* _TASK DESCRIPTION_:
Go through the listing and copy each line with the string "Maximum".

* _MATERIAL FOR THIS TASK_:
***
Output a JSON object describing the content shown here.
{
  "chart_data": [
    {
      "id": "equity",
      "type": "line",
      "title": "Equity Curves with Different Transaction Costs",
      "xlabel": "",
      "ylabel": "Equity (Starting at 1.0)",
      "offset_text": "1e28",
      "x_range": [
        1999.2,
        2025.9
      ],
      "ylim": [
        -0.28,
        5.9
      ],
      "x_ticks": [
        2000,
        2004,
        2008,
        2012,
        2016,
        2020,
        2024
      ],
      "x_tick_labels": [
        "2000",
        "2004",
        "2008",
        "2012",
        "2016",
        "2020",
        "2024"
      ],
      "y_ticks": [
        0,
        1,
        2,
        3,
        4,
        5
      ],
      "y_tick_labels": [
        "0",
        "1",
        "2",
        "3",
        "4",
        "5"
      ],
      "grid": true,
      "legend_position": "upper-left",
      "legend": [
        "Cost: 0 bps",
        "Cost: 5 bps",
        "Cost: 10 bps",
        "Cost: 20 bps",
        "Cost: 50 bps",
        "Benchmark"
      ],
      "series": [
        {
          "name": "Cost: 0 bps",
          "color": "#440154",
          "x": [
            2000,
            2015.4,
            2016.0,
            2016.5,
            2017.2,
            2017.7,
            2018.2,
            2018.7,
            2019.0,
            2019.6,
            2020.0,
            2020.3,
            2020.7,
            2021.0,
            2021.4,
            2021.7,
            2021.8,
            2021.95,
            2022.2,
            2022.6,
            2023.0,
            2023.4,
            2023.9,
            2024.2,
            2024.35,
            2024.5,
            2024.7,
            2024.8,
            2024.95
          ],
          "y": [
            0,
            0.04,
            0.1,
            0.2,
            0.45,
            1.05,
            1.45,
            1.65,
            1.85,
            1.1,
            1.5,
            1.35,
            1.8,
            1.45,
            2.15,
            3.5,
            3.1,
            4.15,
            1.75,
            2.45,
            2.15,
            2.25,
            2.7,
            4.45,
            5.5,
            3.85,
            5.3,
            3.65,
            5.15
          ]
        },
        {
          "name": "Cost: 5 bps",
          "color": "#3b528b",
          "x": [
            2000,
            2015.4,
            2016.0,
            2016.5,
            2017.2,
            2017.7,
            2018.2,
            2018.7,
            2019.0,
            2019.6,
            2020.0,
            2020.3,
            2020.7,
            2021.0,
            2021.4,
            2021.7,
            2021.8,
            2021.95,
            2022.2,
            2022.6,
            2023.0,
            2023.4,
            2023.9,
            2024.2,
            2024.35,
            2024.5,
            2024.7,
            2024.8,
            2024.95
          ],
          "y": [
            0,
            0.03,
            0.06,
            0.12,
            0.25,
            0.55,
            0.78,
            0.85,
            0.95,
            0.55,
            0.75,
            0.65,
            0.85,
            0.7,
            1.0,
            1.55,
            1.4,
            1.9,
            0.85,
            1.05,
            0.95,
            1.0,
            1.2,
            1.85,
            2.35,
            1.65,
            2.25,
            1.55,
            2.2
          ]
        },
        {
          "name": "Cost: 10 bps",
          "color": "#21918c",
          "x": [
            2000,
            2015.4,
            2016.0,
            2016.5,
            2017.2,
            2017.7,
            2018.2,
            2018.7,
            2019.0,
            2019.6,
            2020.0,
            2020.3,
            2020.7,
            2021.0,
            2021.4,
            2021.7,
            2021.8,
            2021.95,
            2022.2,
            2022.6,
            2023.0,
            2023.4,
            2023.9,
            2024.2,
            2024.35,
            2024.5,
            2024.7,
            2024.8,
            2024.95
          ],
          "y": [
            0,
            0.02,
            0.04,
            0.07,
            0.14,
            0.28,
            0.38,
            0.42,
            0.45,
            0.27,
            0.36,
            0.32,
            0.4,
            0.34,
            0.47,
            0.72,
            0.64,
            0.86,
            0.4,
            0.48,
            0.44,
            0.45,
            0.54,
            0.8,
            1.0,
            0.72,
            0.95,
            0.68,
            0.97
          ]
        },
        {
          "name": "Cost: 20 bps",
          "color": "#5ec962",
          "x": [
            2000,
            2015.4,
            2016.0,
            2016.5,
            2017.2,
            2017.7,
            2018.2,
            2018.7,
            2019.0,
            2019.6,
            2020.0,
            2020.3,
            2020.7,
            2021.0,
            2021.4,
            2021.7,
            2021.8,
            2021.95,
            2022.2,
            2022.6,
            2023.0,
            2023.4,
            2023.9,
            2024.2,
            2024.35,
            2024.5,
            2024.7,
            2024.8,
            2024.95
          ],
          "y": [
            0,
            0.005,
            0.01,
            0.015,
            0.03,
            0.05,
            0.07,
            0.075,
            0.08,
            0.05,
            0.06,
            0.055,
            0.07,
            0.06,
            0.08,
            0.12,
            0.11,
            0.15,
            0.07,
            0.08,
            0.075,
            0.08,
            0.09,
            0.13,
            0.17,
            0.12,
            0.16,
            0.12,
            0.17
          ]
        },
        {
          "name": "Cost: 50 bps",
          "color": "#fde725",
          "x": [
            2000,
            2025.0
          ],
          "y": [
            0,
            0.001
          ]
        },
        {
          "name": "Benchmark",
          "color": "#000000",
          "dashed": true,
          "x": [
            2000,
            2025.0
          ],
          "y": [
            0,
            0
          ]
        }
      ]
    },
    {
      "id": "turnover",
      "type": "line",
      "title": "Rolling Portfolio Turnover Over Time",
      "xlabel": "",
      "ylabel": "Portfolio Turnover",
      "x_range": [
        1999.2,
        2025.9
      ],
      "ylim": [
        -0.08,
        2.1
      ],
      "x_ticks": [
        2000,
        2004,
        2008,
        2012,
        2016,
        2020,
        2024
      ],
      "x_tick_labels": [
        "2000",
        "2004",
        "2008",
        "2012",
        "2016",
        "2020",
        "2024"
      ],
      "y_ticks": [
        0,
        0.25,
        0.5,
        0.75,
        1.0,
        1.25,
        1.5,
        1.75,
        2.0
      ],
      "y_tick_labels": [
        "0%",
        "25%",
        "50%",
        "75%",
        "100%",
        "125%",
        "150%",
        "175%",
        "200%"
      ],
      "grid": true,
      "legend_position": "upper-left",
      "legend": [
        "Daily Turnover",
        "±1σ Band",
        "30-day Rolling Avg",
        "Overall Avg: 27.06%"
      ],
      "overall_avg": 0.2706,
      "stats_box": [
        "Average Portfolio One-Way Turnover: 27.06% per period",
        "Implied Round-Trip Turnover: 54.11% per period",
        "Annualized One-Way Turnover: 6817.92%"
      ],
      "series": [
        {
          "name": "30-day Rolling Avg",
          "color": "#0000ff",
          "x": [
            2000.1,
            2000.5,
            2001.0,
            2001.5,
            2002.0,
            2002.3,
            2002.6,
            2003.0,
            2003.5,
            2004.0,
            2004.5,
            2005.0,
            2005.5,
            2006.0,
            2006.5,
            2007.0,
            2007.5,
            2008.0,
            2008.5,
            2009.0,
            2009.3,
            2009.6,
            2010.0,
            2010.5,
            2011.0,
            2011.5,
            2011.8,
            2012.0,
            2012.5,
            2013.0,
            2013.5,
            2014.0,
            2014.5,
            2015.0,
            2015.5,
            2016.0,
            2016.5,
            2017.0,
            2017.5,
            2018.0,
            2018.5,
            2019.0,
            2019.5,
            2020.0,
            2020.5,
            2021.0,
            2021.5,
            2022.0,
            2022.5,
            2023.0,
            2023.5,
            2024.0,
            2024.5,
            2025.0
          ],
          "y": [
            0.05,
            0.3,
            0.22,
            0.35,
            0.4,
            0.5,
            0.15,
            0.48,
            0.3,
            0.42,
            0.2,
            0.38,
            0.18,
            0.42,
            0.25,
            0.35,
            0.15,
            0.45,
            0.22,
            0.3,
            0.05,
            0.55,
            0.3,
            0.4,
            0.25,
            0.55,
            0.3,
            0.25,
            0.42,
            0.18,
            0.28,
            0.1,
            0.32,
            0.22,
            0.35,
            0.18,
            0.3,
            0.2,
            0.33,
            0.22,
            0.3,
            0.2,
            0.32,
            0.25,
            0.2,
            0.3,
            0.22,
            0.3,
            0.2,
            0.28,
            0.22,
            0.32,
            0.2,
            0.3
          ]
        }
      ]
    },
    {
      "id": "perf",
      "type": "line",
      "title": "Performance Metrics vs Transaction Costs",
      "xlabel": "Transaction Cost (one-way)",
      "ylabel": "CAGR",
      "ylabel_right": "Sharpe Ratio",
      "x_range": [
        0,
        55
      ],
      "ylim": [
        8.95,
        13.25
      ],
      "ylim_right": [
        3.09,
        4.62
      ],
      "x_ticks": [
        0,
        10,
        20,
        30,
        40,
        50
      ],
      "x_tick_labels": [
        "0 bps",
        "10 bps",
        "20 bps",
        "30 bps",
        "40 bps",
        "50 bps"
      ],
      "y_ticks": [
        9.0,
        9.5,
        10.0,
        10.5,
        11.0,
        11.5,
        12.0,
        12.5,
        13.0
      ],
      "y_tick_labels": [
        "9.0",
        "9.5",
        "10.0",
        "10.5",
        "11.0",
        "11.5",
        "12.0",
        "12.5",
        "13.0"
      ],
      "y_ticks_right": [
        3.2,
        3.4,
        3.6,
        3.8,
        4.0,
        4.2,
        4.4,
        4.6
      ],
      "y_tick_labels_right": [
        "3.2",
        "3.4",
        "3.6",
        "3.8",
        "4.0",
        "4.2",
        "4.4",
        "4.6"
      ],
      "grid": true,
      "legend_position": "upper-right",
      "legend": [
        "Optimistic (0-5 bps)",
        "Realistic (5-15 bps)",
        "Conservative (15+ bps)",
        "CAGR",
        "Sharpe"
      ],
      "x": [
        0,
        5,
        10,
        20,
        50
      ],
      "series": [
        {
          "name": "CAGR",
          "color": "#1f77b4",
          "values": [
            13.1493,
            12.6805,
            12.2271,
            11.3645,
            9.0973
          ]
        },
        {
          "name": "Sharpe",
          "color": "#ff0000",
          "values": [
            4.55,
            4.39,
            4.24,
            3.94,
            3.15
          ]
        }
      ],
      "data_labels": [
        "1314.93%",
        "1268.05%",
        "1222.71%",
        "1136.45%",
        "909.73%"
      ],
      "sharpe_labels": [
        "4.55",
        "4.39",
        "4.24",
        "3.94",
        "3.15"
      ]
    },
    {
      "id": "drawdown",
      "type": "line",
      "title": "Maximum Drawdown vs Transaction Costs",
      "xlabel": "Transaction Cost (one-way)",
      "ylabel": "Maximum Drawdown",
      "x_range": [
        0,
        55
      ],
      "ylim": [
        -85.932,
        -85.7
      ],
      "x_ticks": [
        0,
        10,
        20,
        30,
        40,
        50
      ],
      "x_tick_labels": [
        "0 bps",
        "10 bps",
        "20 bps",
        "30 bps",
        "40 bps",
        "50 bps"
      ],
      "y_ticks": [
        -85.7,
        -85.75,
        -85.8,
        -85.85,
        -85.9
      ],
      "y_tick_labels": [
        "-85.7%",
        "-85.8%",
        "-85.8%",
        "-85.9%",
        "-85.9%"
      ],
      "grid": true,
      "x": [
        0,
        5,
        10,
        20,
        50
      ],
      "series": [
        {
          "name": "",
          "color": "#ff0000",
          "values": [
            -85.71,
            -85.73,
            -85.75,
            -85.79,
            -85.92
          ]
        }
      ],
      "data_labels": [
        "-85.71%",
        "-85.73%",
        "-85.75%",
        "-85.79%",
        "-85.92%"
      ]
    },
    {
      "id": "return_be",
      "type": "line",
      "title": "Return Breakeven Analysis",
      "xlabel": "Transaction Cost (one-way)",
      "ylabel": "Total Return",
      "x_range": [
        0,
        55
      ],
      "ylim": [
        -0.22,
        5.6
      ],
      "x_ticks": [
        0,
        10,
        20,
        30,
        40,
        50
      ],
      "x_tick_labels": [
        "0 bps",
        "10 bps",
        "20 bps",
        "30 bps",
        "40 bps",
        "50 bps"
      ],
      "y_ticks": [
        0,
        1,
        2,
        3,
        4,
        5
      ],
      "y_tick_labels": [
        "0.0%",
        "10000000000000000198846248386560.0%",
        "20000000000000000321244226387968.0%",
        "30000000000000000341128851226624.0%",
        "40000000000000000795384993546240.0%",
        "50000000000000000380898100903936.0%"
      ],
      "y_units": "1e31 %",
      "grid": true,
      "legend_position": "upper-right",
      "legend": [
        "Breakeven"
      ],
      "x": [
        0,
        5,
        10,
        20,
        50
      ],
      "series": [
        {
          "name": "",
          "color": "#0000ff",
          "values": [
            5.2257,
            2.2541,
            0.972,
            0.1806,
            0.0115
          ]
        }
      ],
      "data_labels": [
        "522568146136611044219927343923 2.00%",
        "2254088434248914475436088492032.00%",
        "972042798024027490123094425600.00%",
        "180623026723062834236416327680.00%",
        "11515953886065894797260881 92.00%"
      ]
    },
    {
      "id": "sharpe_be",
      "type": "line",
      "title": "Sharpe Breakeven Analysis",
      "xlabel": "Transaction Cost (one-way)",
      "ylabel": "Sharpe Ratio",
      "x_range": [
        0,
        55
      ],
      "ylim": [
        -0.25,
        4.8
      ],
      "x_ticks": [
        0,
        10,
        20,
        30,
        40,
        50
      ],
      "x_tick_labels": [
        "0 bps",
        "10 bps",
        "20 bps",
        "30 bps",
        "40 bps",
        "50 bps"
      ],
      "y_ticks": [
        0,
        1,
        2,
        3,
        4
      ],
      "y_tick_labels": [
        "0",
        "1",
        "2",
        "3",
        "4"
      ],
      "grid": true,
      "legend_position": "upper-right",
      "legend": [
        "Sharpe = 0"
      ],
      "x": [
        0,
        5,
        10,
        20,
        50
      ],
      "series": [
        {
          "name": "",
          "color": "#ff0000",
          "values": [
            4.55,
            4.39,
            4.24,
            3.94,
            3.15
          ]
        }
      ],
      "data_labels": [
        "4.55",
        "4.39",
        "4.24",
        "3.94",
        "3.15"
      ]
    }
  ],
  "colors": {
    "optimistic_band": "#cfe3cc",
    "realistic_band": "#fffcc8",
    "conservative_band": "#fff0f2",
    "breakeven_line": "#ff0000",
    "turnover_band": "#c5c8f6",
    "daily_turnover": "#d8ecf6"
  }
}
***
* _RESPONSE TO THE TASK_:
      "title": "Maximum Drawdown vs Transaction Costs",
      "ylabel": "Maximum Drawdown",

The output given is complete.